# start of EXTRACTED DATA
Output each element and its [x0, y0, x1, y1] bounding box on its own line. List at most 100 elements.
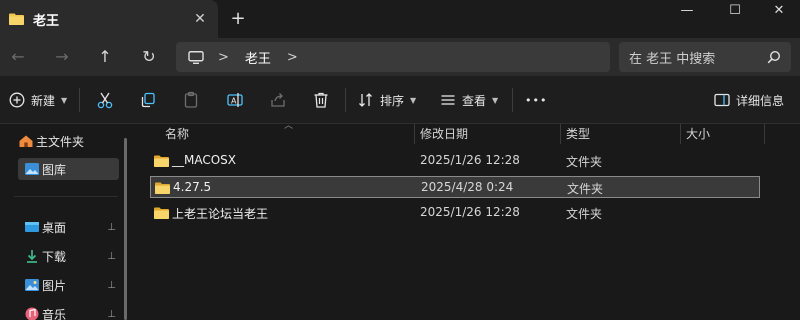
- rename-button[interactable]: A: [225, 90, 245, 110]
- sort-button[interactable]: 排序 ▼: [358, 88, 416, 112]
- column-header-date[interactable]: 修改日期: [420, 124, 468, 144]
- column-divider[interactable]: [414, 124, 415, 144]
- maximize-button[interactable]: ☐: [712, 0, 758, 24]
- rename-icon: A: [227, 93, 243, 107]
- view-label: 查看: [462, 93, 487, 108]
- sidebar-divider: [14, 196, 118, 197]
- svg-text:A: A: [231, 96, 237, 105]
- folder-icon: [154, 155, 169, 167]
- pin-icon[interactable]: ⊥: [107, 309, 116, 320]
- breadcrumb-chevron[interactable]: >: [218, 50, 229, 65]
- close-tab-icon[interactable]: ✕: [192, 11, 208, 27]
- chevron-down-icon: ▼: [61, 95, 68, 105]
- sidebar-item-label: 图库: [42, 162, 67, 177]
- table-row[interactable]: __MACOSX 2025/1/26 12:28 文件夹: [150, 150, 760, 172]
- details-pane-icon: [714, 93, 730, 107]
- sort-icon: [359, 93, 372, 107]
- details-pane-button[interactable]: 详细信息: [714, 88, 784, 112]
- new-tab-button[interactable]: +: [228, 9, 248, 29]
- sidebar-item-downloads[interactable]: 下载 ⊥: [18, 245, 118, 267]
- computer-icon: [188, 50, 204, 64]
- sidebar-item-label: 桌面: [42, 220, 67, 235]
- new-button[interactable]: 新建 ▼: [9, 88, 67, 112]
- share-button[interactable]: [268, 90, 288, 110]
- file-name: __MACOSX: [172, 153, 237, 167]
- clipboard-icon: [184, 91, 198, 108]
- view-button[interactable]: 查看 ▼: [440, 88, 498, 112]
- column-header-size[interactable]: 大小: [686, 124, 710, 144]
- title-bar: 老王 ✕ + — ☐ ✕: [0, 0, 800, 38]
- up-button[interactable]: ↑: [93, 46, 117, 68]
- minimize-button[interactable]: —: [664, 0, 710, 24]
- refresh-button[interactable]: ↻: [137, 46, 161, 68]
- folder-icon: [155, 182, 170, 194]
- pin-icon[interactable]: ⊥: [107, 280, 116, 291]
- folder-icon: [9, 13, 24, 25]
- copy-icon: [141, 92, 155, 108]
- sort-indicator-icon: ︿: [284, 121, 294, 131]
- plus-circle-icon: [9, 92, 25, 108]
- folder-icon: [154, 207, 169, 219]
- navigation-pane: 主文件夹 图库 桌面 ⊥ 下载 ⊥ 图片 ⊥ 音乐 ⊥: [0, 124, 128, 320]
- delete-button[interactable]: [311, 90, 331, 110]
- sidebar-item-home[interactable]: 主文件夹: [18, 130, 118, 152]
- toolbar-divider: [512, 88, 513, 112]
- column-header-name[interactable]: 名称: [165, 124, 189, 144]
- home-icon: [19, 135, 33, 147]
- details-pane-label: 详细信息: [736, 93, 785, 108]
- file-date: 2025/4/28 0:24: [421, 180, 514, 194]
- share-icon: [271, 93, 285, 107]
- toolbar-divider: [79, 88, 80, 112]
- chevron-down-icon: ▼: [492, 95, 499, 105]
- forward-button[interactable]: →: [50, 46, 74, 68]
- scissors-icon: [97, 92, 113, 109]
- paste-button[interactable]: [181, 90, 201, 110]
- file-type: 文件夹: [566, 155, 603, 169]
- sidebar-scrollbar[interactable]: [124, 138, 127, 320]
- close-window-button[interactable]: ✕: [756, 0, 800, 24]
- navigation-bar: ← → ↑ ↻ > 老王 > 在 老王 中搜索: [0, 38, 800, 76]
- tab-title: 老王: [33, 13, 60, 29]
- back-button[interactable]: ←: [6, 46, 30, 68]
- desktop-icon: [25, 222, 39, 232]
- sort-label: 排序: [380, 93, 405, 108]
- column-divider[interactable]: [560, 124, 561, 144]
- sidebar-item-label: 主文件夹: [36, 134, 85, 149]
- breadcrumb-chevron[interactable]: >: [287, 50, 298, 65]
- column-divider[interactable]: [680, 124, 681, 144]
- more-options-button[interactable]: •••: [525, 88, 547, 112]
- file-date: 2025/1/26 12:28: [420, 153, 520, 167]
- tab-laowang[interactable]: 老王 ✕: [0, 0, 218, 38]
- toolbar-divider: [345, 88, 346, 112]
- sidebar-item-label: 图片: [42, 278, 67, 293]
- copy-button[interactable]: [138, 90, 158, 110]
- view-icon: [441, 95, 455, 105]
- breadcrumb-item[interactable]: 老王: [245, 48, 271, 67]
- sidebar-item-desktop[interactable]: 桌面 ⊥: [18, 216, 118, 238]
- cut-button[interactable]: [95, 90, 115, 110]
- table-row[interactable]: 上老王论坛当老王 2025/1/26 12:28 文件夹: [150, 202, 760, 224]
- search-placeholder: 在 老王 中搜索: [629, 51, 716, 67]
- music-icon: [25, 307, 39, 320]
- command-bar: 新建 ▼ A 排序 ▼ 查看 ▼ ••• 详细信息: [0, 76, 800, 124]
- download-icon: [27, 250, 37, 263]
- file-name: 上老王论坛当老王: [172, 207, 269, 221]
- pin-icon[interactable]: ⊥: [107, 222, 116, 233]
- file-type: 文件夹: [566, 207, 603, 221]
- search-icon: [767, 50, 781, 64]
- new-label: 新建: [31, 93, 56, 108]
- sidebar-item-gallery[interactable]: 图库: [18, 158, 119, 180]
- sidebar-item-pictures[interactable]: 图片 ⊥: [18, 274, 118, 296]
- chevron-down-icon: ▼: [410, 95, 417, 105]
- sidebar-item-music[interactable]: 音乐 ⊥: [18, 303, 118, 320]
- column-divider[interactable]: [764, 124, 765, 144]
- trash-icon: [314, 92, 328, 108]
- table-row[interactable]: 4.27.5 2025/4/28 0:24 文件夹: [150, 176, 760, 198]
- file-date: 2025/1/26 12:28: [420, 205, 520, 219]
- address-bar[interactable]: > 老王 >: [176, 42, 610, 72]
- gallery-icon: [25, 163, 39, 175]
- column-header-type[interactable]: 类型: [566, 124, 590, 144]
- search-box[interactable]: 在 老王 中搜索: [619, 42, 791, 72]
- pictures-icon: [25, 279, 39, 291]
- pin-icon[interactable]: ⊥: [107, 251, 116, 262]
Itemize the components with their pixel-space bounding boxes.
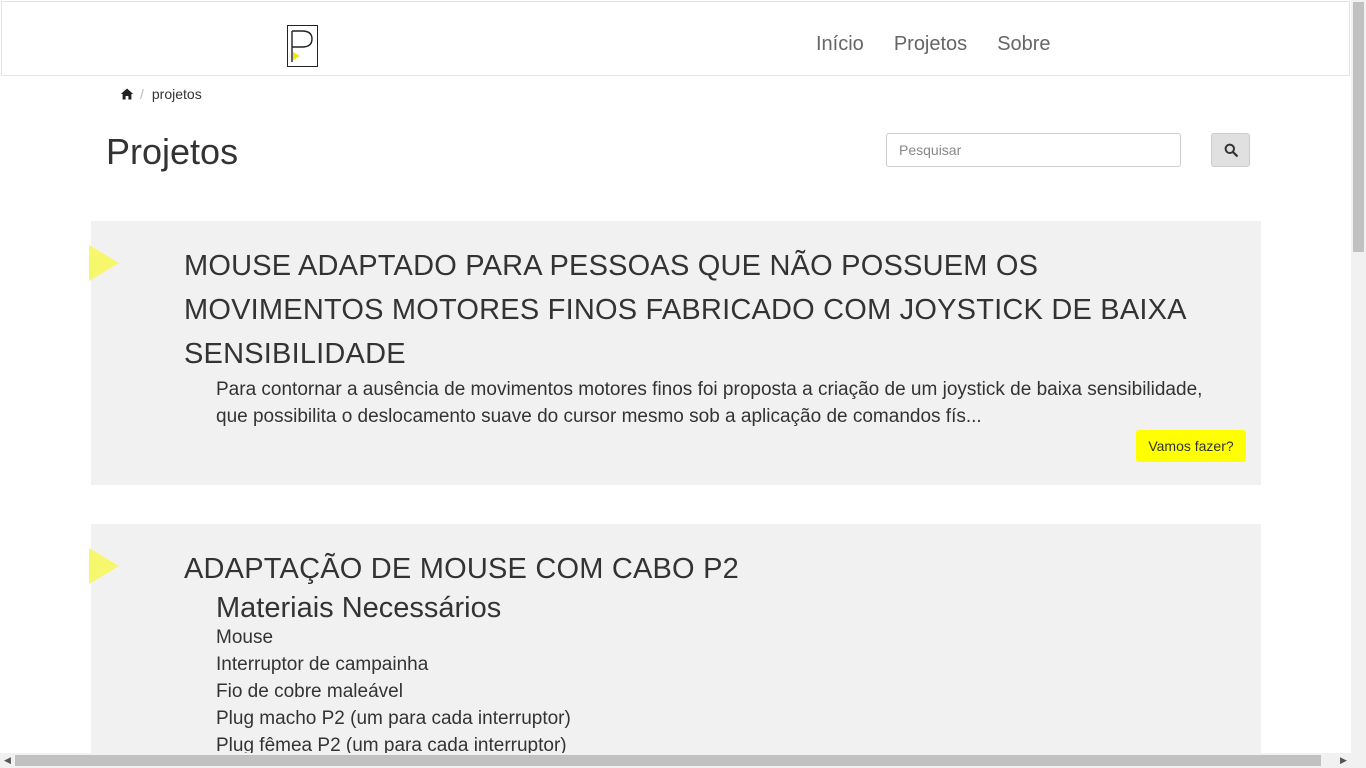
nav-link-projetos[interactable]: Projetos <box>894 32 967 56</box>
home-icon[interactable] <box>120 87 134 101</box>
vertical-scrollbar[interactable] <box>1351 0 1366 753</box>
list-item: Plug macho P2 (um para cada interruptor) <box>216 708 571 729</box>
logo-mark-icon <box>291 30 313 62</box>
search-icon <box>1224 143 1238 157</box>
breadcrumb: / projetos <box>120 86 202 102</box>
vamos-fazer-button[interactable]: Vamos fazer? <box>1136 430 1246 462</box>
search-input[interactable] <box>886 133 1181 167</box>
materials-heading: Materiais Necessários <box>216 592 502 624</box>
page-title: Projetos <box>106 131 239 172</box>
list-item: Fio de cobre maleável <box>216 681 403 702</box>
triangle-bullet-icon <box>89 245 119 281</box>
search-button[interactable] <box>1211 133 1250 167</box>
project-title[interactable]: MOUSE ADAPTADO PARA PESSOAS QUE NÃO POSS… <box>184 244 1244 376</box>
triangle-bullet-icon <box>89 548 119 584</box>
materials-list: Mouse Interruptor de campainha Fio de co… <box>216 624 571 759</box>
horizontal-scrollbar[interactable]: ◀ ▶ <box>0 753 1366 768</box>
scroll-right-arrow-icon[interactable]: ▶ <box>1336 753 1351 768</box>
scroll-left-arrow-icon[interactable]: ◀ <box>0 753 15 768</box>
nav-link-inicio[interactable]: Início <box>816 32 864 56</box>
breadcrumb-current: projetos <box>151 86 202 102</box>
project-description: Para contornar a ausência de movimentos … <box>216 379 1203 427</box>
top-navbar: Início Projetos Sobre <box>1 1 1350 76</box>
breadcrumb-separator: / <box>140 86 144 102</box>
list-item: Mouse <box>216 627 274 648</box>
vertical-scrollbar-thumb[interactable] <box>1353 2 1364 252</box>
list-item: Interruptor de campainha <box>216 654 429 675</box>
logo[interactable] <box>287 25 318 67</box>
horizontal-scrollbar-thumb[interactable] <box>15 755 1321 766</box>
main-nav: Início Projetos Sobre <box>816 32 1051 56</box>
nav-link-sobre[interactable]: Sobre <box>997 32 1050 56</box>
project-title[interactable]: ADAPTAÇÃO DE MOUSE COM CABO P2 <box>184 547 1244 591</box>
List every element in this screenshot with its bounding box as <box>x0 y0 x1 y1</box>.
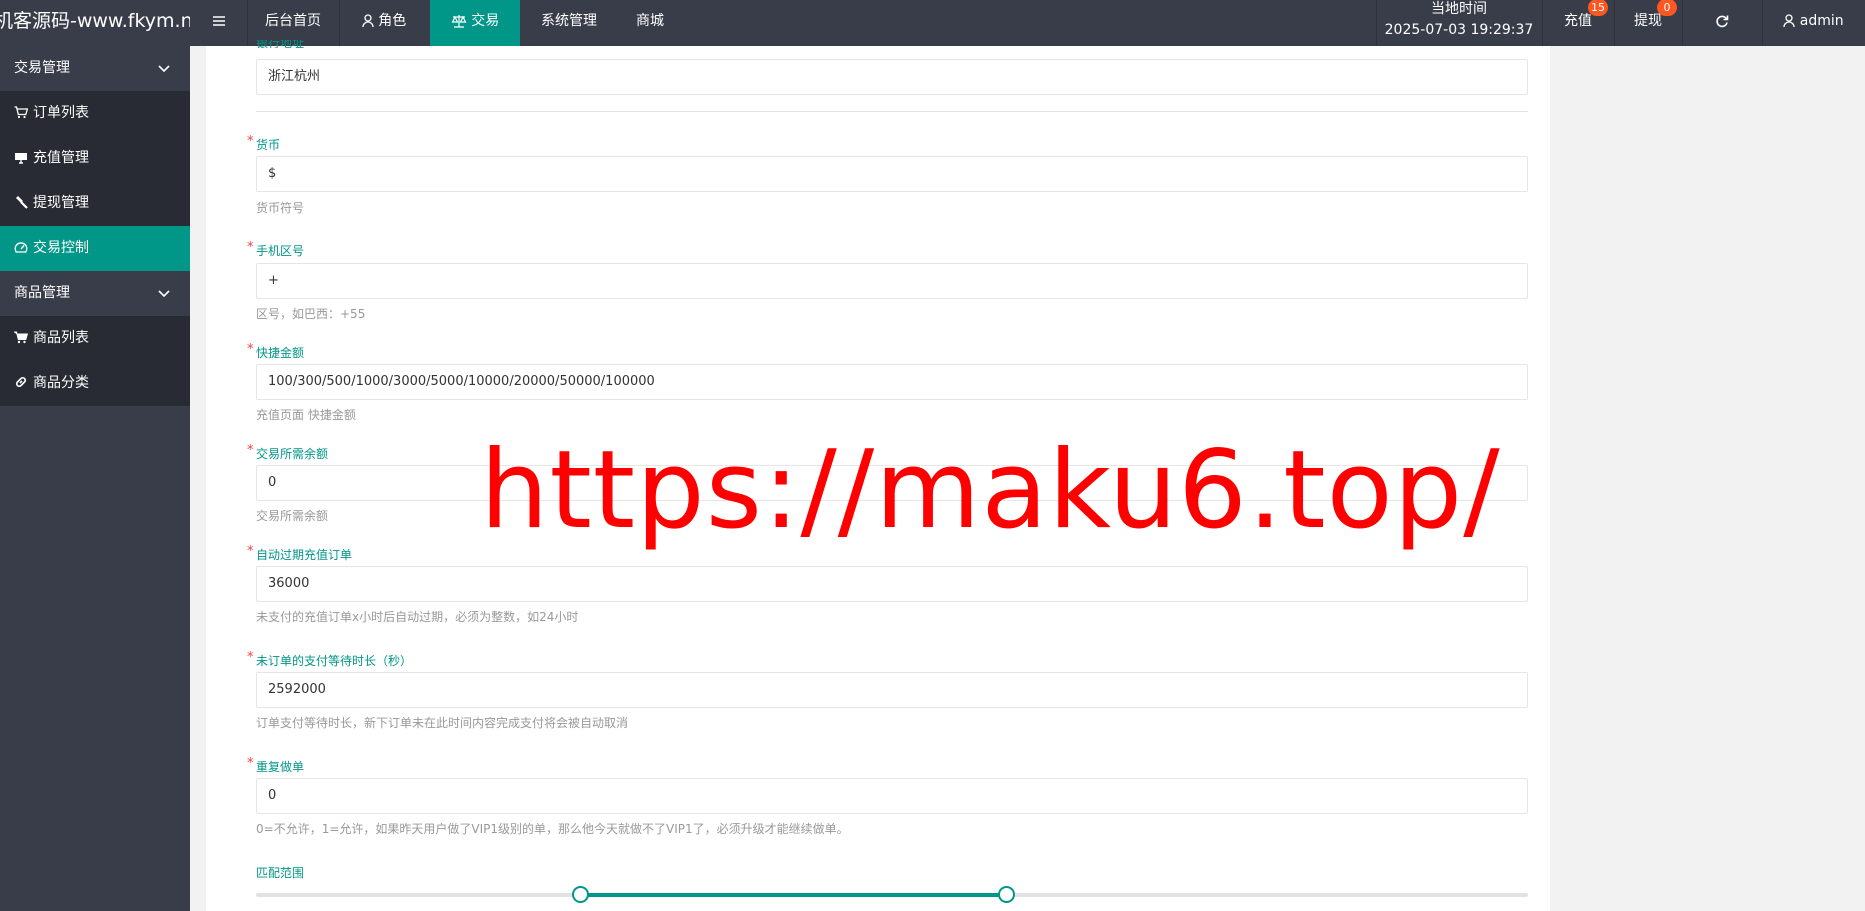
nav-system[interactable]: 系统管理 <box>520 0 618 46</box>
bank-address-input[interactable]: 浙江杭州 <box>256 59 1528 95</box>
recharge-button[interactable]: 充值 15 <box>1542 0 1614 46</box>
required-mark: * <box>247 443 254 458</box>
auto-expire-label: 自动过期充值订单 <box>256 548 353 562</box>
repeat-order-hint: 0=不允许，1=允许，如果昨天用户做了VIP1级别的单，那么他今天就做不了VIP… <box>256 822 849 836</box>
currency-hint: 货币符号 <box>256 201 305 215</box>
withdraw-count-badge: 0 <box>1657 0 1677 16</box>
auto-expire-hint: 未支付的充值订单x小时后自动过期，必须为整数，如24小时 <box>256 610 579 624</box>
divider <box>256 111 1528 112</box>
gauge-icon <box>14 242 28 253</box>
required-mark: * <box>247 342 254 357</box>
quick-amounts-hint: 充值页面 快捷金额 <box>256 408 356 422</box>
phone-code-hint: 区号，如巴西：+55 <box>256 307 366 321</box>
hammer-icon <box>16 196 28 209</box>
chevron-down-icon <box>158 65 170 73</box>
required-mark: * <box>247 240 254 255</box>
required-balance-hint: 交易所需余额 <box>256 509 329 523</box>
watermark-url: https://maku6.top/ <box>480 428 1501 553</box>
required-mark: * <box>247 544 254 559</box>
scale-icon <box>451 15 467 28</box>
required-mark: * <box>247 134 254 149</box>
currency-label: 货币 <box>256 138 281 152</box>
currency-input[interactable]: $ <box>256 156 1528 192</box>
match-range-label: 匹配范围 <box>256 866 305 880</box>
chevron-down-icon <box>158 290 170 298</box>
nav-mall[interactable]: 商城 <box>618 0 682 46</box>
# end of EXTRACTED DATA
▸ **STATED EXERCISE**
Write out again the lines of data starting at the one containing "nav-system[interactable]: 系统管理 <box>520" and ending at the one containing "chevron-down-icon <box>158 290 170 298</box>", with both of those lines included.

▸ **RESPONSE BELOW**
nav-system[interactable]: 系统管理 <box>520 0 618 46</box>
bank-address-input[interactable]: 浙江杭州 <box>256 59 1528 95</box>
recharge-button[interactable]: 充值 15 <box>1542 0 1614 46</box>
required-mark: * <box>247 443 254 458</box>
auto-expire-label: 自动过期充值订单 <box>256 548 353 562</box>
repeat-order-hint: 0=不允许，1=允许，如果昨天用户做了VIP1级别的单，那么他今天就做不了VIP… <box>256 822 849 836</box>
currency-hint: 货币符号 <box>256 201 305 215</box>
withdraw-count-badge: 0 <box>1657 0 1677 16</box>
auto-expire-hint: 未支付的充值订单x小时后自动过期，必须为整数，如24小时 <box>256 610 579 624</box>
divider <box>256 111 1528 112</box>
gauge-icon <box>14 242 28 253</box>
required-mark: * <box>247 342 254 357</box>
quick-amounts-hint: 充值页面 快捷金额 <box>256 408 356 422</box>
phone-code-hint: 区号，如巴西：+55 <box>256 307 366 321</box>
hammer-icon <box>16 196 28 209</box>
chevron-down-icon <box>158 65 170 73</box>
required-mark: * <box>247 240 254 255</box>
required-balance-hint: 交易所需余额 <box>256 509 329 523</box>
watermark-url: https://maku6.top/ <box>480 428 1501 553</box>
required-mark: * <box>247 544 254 559</box>
scale-icon <box>451 15 467 28</box>
required-mark: * <box>247 134 254 149</box>
currency-label: 货币 <box>256 138 281 152</box>
currency-input[interactable]: $ <box>256 156 1528 192</box>
match-range-label: 匹配范围 <box>256 866 305 880</box>
chevron-down-icon <box>158 290 170 298</box>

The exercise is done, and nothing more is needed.